EXERCISE AIM
From the entries below, gather every line containing the string "this".

—————

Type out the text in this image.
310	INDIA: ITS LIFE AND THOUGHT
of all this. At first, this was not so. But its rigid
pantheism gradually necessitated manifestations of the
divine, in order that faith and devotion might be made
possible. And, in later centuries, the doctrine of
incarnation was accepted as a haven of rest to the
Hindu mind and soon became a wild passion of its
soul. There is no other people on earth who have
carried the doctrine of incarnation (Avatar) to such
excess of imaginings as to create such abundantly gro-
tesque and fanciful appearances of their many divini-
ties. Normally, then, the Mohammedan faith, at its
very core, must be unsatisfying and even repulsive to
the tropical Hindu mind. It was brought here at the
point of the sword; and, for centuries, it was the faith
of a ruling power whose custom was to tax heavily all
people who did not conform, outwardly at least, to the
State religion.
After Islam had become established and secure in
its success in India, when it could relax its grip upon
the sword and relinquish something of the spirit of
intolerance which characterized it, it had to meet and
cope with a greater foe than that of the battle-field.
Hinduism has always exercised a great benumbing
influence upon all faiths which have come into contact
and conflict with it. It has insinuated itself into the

—————

OUTPUT
Type out the text in this image.
of all this. At first, this was not so. But its rigid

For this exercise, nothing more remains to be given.